** Begin **

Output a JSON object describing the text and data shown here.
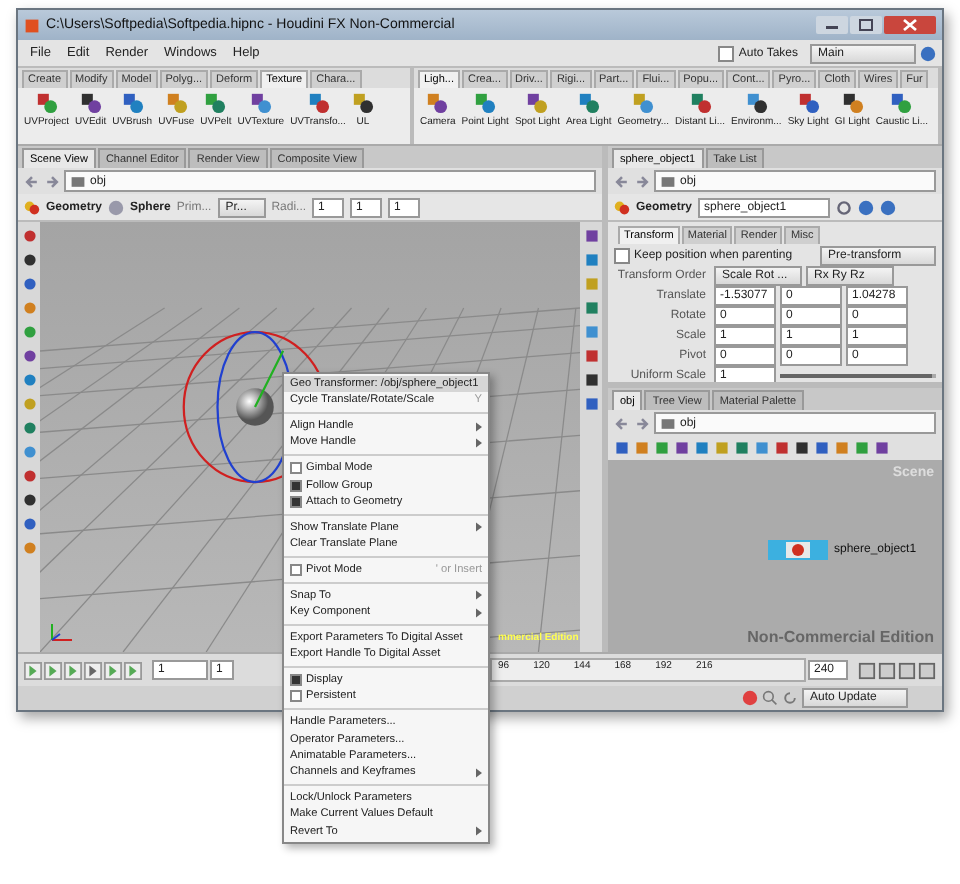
{
  "window": {
    "title": "C:\\Users\\Softpedia\\Softpedia.hipnc - Houdini FX Non-Commercial"
  },
  "menu_bar": [
    "File",
    "Edit",
    "Render",
    "Windows",
    "Help"
  ],
  "auto_takes": {
    "label": "Auto Takes",
    "checked": false
  },
  "take": "Main",
  "shelf_left": {
    "tabs": [
      {
        "label": "Create",
        "selected": false
      },
      {
        "label": "Modify",
        "selected": false
      },
      {
        "label": "Model",
        "selected": false
      },
      {
        "label": "Polyg...",
        "selected": false
      },
      {
        "label": "Deform",
        "selected": false
      },
      {
        "label": "Texture",
        "selected": true
      },
      {
        "label": "Chara...",
        "selected": false
      }
    ],
    "tools": [
      "UVProject",
      "UVEdit",
      "UVBrush",
      "UVFuse",
      "UVPelt",
      "UVTexture",
      "UVTransfo...",
      "UL"
    ]
  },
  "shelf_right": {
    "tabs": [
      {
        "label": "Ligh...",
        "selected": true
      },
      {
        "label": "Crea...",
        "selected": false
      },
      {
        "label": "Driv...",
        "selected": false
      },
      {
        "label": "Rigi...",
        "selected": false
      },
      {
        "label": "Part...",
        "selected": false
      },
      {
        "label": "Flui...",
        "selected": false
      },
      {
        "label": "Popu...",
        "selected": false
      },
      {
        "label": "Cont...",
        "selected": false
      },
      {
        "label": "Pyro...",
        "selected": false
      },
      {
        "label": "Cloth",
        "selected": false
      },
      {
        "label": "Wires",
        "selected": false
      },
      {
        "label": "Fur",
        "selected": false
      }
    ],
    "tools": [
      "Camera",
      "Point Light",
      "Spot Light",
      "Area Light",
      "Geometry...",
      "Distant Li...",
      "Environm...",
      "Sky Light",
      "GI Light",
      "Caustic Li..."
    ]
  },
  "scene_view": {
    "tabs": [
      {
        "label": "Scene View",
        "selected": true
      },
      {
        "label": "Channel Editor",
        "selected": false
      },
      {
        "label": "Render View",
        "selected": false
      },
      {
        "label": "Composite View",
        "selected": false
      }
    ],
    "path": "obj",
    "node_type": "Geometry",
    "shape": "Sphere",
    "prim_label": "Prim...",
    "prim_value": "Pr...",
    "radius_label": "Radi...",
    "radius": [
      "1",
      "1",
      "1"
    ],
    "watermark": "mmercial Edition"
  },
  "parameters": {
    "tabs": [
      {
        "label": "sphere_object1",
        "selected": true
      },
      {
        "label": "Take List",
        "selected": false
      }
    ],
    "path": "obj",
    "node_type": "Geometry",
    "node_name": "sphere_object1",
    "param_tabs": [
      {
        "label": "Transform",
        "selected": true
      },
      {
        "label": "Material",
        "selected": false
      },
      {
        "label": "Render",
        "selected": false
      },
      {
        "label": "Misc",
        "selected": false
      }
    ],
    "keep_position": {
      "label": "Keep position when parenting",
      "checked": false
    },
    "pre_transform": "Pre-transform",
    "transform_order": {
      "label": "Transform Order",
      "values": [
        "Scale Rot ...",
        "Rx Ry Rz"
      ]
    },
    "rows": [
      {
        "label": "Translate",
        "values": [
          "-1.53077",
          "0",
          "1.04278"
        ]
      },
      {
        "label": "Rotate",
        "values": [
          "0",
          "0",
          "0"
        ]
      },
      {
        "label": "Scale",
        "values": [
          "1",
          "1",
          "1"
        ]
      },
      {
        "label": "Pivot",
        "values": [
          "0",
          "0",
          "0"
        ]
      }
    ],
    "uniform_scale": {
      "label": "Uniform Scale",
      "value": "1",
      "level": 0.98
    }
  },
  "network": {
    "tabs": [
      {
        "label": "obj",
        "selected": true
      },
      {
        "label": "Tree View",
        "selected": false
      },
      {
        "label": "Material Palette",
        "selected": false
      }
    ],
    "path": "obj",
    "context": "Scene",
    "node": "sphere_object1",
    "watermark": "Non-Commercial Edition"
  },
  "timeline": {
    "frame": "1",
    "range_start": "1",
    "ticks": [
      "96",
      "120",
      "144",
      "168",
      "192",
      "216"
    ],
    "end": "240"
  },
  "status": {
    "update_mode": "Auto Update"
  },
  "context_menu": [
    {
      "kind": "header",
      "label": "Geo Transformer: /obj/sphere_object1"
    },
    {
      "kind": "item",
      "label": "Cycle Translate/Rotate/Scale",
      "shortcut": "Y",
      "submenu": false
    },
    {
      "kind": "separator"
    },
    {
      "kind": "item",
      "label": "Align Handle",
      "submenu": true
    },
    {
      "kind": "item",
      "label": "Move Handle",
      "submenu": true
    },
    {
      "kind": "separator"
    },
    {
      "kind": "check",
      "label": "Gimbal Mode",
      "checked": false
    },
    {
      "kind": "check",
      "label": "Follow Group",
      "checked": true
    },
    {
      "kind": "check",
      "label": "Attach to Geometry",
      "checked": true
    },
    {
      "kind": "separator"
    },
    {
      "kind": "item",
      "label": "Show Translate Plane",
      "submenu": true
    },
    {
      "kind": "item",
      "label": "Clear Translate Plane",
      "submenu": false
    },
    {
      "kind": "separator"
    },
    {
      "kind": "check",
      "label": "Pivot Mode",
      "checked": false,
      "shortcut": "' or Insert"
    },
    {
      "kind": "separator"
    },
    {
      "kind": "item",
      "label": "Snap To",
      "submenu": true
    },
    {
      "kind": "item",
      "label": "Key Component",
      "submenu": true
    },
    {
      "kind": "separator"
    },
    {
      "kind": "item",
      "label": "Export Parameters To Digital Asset",
      "submenu": false
    },
    {
      "kind": "item",
      "label": "Export Handle To Digital Asset",
      "submenu": false
    },
    {
      "kind": "separator"
    },
    {
      "kind": "check",
      "label": "Display",
      "checked": true
    },
    {
      "kind": "check",
      "label": "Persistent",
      "checked": false
    },
    {
      "kind": "separator"
    },
    {
      "kind": "item",
      "label": "Handle Parameters...",
      "submenu": false
    },
    {
      "kind": "item",
      "label": "Operator Parameters...",
      "submenu": false
    },
    {
      "kind": "item",
      "label": "Animatable Parameters...",
      "submenu": false
    },
    {
      "kind": "item",
      "label": "Channels and Keyframes",
      "submenu": true
    },
    {
      "kind": "separator"
    },
    {
      "kind": "item",
      "label": "Lock/Unlock Parameters",
      "submenu": false
    },
    {
      "kind": "item",
      "label": "Make Current Values Default",
      "submenu": false
    },
    {
      "kind": "item",
      "label": "Revert To",
      "submenu": true
    }
  ]
}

** End **

Pick out each line containing the string "Render" and copy it.

    "Render",
        "label": "Render View",
        "label": "Render",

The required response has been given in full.